Output every line below exactly.

** Begin Information shown **

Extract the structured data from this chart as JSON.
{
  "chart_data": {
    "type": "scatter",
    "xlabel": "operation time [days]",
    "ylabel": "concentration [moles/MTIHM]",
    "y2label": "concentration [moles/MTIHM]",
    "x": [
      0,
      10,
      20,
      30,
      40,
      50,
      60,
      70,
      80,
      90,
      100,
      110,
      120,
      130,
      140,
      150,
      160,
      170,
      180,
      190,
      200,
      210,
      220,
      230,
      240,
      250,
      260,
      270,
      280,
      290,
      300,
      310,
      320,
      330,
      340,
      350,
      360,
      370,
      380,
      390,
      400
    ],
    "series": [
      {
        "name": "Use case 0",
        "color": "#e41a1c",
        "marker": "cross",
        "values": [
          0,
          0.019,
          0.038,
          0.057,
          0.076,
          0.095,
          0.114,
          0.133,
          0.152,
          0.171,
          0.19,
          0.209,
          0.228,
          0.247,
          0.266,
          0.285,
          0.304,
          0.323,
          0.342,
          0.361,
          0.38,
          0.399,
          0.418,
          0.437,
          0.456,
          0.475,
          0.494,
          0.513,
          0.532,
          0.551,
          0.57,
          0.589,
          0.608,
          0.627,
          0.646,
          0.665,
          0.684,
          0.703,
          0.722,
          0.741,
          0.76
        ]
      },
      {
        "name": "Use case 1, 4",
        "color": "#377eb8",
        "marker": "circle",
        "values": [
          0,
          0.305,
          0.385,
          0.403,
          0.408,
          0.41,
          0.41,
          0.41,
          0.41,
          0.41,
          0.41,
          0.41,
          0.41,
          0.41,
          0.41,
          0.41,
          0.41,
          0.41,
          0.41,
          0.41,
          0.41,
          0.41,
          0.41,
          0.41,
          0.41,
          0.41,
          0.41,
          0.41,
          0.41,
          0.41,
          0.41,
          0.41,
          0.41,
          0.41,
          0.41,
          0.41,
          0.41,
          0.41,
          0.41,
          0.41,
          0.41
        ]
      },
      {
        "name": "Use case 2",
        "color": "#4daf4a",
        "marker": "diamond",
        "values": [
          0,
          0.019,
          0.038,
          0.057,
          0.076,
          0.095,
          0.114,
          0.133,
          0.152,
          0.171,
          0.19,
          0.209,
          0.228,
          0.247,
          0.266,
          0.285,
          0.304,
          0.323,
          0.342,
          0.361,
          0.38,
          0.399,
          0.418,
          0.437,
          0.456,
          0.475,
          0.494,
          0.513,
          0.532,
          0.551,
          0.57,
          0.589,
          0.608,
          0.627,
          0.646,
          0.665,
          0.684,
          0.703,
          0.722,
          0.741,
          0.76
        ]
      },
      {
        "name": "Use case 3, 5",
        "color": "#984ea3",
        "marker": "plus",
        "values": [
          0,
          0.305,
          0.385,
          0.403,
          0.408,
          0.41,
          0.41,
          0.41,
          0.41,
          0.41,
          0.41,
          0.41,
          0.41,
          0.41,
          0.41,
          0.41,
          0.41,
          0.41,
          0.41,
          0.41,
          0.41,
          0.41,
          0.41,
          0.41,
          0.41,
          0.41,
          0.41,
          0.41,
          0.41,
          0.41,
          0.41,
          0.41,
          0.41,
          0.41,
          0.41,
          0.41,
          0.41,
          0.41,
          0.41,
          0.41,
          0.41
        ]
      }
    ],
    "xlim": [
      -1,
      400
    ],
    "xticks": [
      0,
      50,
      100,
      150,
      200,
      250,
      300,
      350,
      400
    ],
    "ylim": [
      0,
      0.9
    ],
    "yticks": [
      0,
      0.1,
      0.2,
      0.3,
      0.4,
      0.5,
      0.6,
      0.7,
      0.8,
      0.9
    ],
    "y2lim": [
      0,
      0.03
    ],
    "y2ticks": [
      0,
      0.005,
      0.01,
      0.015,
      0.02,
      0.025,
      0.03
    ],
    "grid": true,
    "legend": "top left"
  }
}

** End Information shown **

● **Correct result**
Extract the structured data from this chart as JSON.
{
  "chart_data": {
    "type": "scatter",
    "xlabel": "operation time [days]",
    "ylabel": "concentration [moles/MTIHM]",
    "y2label": "concentration [moles/MTIHM]",
    "x": [
      0,
      10,
      20,
      30,
      40,
      50,
      60,
      70,
      80,
      90,
      100,
      110,
      120,
      130,
      140,
      150,
      160,
      170,
      180,
      190,
      200,
      210,
      220,
      230,
      240,
      250,
      260,
      270,
      280,
      290,
      300,
      310,
      320,
      330,
      340,
      350,
      360,
      370,
      380,
      390,
      400
    ],
    "series": [
      {
        "name": "Use case 0",
        "color": "#e41a1c",
        "marker": "cross",
        "values": [
          0,
          0.019,
          0.038,
          0.057,
          0.076,
          0.095,
          0.114,
          0.133,
          0.152,
          0.171,
          0.19,
          0.209,
          0.228,
          0.247,
          0.266,
          0.285,
          0.304,
          0.323,
          0.342,
          0.361,
          0.38,
          0.399,
          0.418,
          0.437,
          0.456,
          0.475,
          0.494,
          0.513,
          0.532,
          0.551,
          0.57,
          0.589,
          0.608,
          0.627,
          0.646,
          0.665,
          0.684,
          0.703,
          0.722,
          0.741,
          0.76
        ]
      },
      {
        "name": "Use case 1, 4",
        "color": "#377eb8",
        "marker": "circle",
        "values": [
          0,
          0.305,
          0.385,
          0.403,
          0.408,
          0.41,
          0.41,
          0.41,
          0.41,
          0.41,
          0.41,
          0.41,
          0.41,
          0.41,
          0.41,
          0.41,
          0.41,
          0.41,
          0.41,
          0.41,
          0.41,
          0.41,
          0.41,
          0.41,
          0.41,
          0.41,
          0.41,
          0.41,
          0.41,
          0.41,
          0.41,
          0.41,
          0.41,
          0.41,
          0.41,
          0.41,
          0.41,
          0.41,
          0.41,
          0.41,
          0.41
        ]
      },
      {
        "name": "Use case 2",
        "color": "#4daf4a",
        "marker": "diamond",
        "values": [
          0,
          0.019,
          0.038,
          0.057,
          0.076,
          0.095,
          0.114,
          0.133,
          0.152,
          0.171,
          0.19,
          0.209,
          0.228,
          0.247,
          0.266,
          0.285,
          0.304,
          0.323,
          0.342,
          0.361,
          0.38,
          0.399,
          0.418,
          0.437,
          0.456,
          0.475,
          0.494,
          0.513,
          0.532,
          0.551,
          0.57,
          0.589,
          0.608,
          0.627,
          0.646,
          0.665,
          0.684,
          0.703,
          0.722,
          0.741,
          0.76
        ]
      },
      {
        "name": "Use case 3, 5",
        "color": "#984ea3",
        "marker": "plus",
        "values": [
          0,
          0.305,
          0.385,
          0.403,
          0.408,
          0.41,
          0.41,
          0.41,
          0.41,
          0.41,
          0.41,
          0.41,
          0.41,
          0.41,
          0.41,
          0.41,
          0.41,
          0.41,
          0.41,
          0.41,
          0.41,
          0.41,
          0.41,
          0.41,
          0.41,
          0.41,
          0.41,
          0.41,
          0.41,
          0.41,
          0.41,
          0.41,
          0.41,
          0.41,
          0.41,
          0.41,
          0.41,
          0.41,
          0.41,
          0.41,
          0.41
        ]
      }
    ],
    "xlim": [
      -1,
      400
    ],
    "xticks": [
      0,
      50,
      100,
      150,
      200,
      250,
      300,
      350,
      400
    ],
    "ylim": [
      0,
      0.9
    ],
    "yticks": [
      0,
      0.1,
      0.2,
      0.3,
      0.4,
      0.5,
      0.6,
      0.7,
      0.8,
      0.9
    ],
    "y2lim": [
      0,
      0.03
    ],
    "y2ticks": [
      0,
      0.005,
      0.01,
      0.015,
      0.02,
      0.025,
      0.03
    ],
    "grid": true,
    "legend": "top left"
  }
}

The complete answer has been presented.